Dataset
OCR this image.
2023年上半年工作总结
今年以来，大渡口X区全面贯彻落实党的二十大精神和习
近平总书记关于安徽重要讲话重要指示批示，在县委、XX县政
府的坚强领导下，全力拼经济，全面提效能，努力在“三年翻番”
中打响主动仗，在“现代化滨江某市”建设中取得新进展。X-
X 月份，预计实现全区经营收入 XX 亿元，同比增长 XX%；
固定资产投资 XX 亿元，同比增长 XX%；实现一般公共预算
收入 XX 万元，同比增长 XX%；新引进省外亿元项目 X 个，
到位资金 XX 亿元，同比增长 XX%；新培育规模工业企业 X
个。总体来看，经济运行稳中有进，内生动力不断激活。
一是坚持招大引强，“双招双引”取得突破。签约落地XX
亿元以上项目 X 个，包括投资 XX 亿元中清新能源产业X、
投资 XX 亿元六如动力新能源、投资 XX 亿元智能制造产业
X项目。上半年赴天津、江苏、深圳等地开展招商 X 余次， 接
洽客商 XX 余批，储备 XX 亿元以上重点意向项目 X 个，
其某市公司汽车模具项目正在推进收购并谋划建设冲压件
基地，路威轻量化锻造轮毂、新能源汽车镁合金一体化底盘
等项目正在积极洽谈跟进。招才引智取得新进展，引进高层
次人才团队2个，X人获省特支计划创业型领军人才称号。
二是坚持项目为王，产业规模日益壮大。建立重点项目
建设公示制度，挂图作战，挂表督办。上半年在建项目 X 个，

What you are asked to do
Every line of the data above should be reproduced word for word.

Result for this exercise
OCR this image.
2023年上半年工作总结
今年以来，大渡口X区全面贯彻落实党的二十大精神和习
近平总书记关于安徽重要讲话重要指示批示，在县委、XX县政
府的坚强领导下，全力拼经济，全面提效能，努力在“三年翻番”
中打响主动仗，在“现代化滨江某市”建设中取得新进展。X-
X 月份，预计实现全区经营收入 XX 亿元，同比增长 XX%；
固定资产投资 XX 亿元，同比增长 XX%；实现一般公共预算
收入 XX 万元，同比增长 XX%；新引进省外亿元项目 X 个，
到位资金 XX 亿元，同比增长 XX%；新培育规模工业企业 X
个。总体来看，经济运行稳中有进，内生动力不断激活。
一是坚持招大引强，“双招双引”取得突破。签约落地XX
亿元以上项目 X 个，包括投资 XX 亿元中清新能源产业X、
投资 XX 亿元六如动力新能源、投资 XX 亿元智能制造产业
X项目。上半年赴天津、江苏、深圳等地开展招商 X 余次， 接
洽客商 XX 余批，储备 XX 亿元以上重点意向项目 X 个，
其某市公司汽车模具项目正在推进收购并谋划建设冲压件
基地，路威轻量化锻造轮毂、新能源汽车镁合金一体化底盘
等项目正在积极洽谈跟进。招才引智取得新进展，引进高层
次人才团队2个，X人获省特支计划创业型领军人才称号。
二是坚持项目为王，产业规模日益壮大。建立重点项目
建设公示制度，挂图作战，挂表督办。上半年在建项目 X 个，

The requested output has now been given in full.